▸ **TASK DETAILS**
Look through the data below and return each line where "fries" appears.

▸ **STORED ROWS**
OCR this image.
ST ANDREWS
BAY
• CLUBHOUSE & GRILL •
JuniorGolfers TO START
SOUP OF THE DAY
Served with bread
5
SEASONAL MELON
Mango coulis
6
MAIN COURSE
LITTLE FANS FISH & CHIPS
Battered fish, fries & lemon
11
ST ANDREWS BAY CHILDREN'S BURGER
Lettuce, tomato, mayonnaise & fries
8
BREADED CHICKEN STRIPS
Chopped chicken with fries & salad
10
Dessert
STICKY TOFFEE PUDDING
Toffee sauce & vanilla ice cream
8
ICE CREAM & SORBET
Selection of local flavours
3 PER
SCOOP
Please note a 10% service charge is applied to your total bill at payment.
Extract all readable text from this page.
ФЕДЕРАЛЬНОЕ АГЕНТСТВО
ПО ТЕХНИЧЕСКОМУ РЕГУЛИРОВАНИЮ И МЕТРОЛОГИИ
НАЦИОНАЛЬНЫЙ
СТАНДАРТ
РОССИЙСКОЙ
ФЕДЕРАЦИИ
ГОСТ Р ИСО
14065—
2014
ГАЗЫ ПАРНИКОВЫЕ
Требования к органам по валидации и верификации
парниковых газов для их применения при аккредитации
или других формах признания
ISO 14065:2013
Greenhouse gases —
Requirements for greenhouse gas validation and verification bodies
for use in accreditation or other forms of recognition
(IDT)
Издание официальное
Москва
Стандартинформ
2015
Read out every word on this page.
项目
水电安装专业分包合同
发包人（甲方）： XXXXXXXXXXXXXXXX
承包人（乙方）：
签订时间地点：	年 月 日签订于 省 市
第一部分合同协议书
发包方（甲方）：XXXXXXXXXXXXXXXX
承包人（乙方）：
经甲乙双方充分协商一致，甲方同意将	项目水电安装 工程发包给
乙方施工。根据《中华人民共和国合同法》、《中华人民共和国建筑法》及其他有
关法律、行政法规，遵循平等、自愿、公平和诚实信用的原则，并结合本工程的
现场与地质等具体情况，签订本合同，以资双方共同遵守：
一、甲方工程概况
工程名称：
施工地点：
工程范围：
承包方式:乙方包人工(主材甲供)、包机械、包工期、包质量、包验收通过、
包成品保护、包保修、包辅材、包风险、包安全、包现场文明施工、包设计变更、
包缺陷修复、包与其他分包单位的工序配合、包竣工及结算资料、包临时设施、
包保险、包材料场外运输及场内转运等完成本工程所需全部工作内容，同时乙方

▸ **SOLVED PROBLEM**
Battered fish, fries & lemon
Lettuce, tomato, mayonnaise & fries
Chopped chicken with fries & salad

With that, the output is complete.